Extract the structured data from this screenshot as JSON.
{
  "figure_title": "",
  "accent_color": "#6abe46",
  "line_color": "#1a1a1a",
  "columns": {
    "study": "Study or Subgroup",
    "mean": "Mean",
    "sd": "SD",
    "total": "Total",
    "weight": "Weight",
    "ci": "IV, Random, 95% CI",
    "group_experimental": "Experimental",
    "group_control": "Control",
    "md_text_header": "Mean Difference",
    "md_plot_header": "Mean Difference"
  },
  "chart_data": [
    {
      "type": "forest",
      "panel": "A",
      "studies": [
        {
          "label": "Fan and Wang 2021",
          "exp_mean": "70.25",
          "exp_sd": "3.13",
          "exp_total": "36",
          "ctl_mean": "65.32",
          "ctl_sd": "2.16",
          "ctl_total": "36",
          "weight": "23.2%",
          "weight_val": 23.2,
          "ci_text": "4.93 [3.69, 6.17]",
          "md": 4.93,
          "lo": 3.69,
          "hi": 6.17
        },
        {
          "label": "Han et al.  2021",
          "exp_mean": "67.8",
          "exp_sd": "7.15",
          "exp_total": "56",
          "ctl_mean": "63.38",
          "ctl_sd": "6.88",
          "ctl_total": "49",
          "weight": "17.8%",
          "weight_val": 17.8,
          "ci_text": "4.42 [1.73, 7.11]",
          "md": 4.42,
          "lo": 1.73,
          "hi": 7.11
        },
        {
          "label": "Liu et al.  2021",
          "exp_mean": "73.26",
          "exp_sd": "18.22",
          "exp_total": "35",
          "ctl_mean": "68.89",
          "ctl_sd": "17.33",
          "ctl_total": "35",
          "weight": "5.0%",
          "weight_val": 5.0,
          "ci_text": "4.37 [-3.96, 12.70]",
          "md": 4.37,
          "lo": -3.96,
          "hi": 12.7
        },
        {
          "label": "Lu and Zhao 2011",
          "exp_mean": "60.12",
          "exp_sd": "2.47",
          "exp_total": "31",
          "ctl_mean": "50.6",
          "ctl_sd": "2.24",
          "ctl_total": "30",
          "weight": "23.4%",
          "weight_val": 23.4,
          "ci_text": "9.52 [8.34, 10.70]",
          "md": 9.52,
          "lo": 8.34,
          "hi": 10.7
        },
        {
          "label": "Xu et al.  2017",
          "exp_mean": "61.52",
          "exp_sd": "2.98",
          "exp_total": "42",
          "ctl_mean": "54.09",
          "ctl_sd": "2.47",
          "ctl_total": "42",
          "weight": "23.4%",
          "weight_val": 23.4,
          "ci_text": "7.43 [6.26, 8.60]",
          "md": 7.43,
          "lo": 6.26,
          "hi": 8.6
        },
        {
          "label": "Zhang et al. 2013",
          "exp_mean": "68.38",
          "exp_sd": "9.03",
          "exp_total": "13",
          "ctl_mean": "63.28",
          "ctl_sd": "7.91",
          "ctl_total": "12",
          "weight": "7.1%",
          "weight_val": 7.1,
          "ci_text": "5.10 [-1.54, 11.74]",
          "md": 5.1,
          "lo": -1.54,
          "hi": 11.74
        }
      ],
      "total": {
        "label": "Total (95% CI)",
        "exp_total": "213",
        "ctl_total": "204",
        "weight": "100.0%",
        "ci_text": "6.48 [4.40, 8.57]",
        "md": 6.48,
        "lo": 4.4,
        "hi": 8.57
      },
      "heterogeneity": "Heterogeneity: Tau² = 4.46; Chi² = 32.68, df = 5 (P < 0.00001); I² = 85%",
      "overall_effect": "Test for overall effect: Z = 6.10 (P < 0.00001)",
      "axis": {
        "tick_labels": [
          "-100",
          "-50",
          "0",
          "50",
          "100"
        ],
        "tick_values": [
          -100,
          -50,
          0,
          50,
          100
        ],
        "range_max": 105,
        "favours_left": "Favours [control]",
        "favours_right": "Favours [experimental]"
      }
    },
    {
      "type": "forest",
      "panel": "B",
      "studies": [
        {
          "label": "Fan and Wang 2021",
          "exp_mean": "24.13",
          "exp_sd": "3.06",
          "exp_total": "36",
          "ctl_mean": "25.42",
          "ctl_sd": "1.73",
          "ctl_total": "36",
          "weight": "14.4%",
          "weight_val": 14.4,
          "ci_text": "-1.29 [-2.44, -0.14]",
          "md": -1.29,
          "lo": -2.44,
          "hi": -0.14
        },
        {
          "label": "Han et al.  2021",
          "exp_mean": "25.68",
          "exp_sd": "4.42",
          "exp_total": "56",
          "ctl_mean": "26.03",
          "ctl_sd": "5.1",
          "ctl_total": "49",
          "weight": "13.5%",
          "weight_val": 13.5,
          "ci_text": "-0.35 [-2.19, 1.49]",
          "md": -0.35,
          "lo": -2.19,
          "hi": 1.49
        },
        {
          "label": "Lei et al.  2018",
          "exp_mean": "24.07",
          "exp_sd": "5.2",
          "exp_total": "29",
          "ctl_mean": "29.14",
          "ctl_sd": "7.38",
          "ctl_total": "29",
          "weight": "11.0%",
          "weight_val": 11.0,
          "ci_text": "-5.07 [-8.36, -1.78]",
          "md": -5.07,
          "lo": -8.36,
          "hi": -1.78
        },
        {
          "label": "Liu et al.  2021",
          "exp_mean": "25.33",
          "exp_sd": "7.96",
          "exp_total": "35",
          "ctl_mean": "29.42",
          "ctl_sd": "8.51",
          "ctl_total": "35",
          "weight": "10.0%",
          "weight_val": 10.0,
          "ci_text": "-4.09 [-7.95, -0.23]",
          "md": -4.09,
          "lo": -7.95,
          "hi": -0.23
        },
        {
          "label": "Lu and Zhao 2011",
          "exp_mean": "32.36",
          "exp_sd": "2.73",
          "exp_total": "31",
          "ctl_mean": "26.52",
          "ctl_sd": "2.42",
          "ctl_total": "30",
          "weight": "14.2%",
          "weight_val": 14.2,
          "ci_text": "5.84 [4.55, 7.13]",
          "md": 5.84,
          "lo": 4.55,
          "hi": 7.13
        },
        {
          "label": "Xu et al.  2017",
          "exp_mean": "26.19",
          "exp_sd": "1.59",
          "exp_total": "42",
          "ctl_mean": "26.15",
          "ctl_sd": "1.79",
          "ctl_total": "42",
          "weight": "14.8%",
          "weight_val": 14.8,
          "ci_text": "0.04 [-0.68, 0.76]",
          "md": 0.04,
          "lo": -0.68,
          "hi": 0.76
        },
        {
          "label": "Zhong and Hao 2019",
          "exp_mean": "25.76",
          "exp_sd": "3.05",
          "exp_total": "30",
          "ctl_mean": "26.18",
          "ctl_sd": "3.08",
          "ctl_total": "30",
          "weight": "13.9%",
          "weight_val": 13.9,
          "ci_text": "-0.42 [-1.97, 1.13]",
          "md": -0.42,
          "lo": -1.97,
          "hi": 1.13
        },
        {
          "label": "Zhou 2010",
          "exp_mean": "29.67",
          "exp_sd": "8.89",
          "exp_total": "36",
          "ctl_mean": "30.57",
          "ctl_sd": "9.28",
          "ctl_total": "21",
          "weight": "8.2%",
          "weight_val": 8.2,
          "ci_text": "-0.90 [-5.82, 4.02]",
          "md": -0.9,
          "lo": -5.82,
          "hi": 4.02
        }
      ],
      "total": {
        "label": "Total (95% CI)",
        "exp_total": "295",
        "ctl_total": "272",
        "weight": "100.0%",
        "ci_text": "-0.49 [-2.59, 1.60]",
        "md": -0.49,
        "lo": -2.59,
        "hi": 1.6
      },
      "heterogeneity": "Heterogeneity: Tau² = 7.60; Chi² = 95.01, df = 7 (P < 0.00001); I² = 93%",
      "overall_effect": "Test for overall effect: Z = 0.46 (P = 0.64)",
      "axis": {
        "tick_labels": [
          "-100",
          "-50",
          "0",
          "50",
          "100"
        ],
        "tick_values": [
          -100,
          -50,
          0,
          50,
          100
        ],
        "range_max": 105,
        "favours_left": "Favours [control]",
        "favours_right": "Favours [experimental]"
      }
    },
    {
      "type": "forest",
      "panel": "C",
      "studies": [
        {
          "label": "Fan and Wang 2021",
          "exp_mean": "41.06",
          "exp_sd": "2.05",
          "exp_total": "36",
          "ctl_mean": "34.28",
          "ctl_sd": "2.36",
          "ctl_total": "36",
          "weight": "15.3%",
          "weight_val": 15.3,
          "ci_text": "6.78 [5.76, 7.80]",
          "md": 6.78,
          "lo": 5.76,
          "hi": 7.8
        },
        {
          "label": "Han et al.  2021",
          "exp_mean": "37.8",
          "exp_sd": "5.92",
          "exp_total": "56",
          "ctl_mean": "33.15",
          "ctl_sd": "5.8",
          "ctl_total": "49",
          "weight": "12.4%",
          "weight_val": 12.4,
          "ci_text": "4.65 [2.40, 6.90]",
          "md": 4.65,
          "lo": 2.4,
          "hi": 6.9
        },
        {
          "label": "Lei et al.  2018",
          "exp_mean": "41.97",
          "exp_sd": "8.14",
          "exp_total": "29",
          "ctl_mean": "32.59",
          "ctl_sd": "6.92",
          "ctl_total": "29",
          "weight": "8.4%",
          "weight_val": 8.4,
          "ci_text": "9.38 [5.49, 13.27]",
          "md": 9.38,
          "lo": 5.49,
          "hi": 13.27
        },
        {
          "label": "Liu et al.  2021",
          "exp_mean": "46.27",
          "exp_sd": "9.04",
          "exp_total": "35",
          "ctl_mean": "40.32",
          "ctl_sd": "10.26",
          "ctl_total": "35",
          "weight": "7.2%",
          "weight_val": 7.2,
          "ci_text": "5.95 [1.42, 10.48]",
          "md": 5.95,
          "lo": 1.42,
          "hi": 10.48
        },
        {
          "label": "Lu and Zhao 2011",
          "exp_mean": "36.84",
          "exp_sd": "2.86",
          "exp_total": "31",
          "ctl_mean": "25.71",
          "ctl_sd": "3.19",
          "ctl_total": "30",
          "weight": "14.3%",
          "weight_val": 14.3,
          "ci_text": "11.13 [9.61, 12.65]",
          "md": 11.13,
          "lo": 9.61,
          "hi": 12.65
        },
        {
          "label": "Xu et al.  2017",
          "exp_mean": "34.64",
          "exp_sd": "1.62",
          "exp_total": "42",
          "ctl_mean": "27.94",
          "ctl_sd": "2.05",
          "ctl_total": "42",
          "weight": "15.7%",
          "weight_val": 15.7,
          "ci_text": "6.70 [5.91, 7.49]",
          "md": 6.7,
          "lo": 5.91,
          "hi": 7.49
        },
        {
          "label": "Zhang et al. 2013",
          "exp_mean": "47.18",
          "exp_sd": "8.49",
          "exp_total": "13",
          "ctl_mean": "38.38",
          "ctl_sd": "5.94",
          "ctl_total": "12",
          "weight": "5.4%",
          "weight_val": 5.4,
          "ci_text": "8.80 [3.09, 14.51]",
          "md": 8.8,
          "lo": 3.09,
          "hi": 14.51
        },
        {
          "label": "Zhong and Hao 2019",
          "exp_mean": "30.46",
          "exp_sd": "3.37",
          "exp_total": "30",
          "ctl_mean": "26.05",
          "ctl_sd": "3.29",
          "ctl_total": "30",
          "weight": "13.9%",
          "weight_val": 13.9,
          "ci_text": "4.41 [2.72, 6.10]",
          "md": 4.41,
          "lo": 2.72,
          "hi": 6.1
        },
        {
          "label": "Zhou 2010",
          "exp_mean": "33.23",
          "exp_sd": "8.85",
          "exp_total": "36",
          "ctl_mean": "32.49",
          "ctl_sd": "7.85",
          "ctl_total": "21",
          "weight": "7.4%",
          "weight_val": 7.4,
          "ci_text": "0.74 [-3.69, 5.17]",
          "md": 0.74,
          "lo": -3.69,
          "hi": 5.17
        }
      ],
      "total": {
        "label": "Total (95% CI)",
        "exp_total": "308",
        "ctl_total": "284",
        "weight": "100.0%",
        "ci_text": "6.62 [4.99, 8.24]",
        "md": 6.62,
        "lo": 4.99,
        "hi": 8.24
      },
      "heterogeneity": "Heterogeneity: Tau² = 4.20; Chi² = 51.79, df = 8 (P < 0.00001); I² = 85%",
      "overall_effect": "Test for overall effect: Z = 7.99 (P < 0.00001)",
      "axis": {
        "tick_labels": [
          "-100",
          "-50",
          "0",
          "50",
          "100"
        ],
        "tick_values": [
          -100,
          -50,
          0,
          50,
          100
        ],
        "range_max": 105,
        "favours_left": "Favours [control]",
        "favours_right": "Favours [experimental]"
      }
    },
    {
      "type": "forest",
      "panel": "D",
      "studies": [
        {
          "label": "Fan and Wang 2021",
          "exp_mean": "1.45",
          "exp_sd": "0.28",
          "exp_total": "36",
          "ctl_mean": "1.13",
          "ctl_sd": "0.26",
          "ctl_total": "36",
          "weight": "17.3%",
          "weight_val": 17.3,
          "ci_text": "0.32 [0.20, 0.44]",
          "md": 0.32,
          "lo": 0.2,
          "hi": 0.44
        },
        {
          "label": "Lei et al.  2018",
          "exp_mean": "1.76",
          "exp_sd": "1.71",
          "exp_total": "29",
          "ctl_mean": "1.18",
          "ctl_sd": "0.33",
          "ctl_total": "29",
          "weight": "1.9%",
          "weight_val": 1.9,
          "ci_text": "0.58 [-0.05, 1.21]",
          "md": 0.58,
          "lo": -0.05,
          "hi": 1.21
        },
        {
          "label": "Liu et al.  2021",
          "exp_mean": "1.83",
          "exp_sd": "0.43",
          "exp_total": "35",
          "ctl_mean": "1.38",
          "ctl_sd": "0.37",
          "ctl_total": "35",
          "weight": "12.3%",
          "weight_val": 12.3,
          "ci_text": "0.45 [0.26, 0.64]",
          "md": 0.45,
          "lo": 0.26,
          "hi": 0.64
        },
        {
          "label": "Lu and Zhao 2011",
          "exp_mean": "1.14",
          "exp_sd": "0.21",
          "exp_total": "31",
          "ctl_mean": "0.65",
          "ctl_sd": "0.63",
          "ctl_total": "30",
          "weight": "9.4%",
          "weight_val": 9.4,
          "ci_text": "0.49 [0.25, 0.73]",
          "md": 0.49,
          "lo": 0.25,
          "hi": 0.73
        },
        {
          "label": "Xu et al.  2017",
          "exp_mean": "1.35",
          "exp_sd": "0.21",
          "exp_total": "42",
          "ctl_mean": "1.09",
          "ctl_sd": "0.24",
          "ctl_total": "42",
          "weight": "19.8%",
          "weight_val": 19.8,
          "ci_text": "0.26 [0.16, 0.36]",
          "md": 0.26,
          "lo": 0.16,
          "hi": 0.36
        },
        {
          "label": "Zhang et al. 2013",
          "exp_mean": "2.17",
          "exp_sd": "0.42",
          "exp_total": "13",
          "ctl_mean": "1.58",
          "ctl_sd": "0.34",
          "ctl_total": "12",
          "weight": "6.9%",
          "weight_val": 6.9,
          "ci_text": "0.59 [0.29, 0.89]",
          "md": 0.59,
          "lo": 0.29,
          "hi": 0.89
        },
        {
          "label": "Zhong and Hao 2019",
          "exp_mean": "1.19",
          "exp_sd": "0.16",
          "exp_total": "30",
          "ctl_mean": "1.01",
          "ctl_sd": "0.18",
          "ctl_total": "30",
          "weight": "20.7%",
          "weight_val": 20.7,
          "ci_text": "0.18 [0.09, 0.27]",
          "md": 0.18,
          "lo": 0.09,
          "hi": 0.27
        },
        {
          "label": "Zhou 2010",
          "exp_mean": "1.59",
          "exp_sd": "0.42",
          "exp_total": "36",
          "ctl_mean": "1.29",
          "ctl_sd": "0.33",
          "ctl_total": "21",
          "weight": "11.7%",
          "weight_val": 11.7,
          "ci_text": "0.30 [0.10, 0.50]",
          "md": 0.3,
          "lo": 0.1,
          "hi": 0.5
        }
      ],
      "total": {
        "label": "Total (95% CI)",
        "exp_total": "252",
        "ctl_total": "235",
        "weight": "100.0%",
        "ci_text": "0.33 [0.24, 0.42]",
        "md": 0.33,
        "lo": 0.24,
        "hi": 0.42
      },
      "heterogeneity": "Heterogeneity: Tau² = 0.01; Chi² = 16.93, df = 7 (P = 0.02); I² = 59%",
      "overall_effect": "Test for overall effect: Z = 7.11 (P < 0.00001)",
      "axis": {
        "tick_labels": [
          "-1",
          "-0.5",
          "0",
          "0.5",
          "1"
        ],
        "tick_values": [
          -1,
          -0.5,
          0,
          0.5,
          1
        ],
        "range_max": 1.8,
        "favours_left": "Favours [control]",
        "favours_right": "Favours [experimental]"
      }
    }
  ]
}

§ **Task to complete**
Pull out every line of the records above that contains the word "heterogeneity".

§ **Reply**
      "heterogeneity": "Heterogeneity: Tau² = 4.46; Chi² = 32.68, df = 5 (P < 0.00001); I² = 85%",
      "heterogeneity": "Heterogeneity: Tau² = 7.60; Chi² = 95.01, df = 7 (P < 0.00001); I² = 93%",
      "heterogeneity": "Heterogeneity: Tau² = 4.20; Chi² = 51.79, df = 8 (P < 0.00001); I² = 85%",
      "heterogeneity": "Heterogeneity: Tau² = 0.01; Chi² = 16.93, df = 7 (P = 0.02); I² = 59%",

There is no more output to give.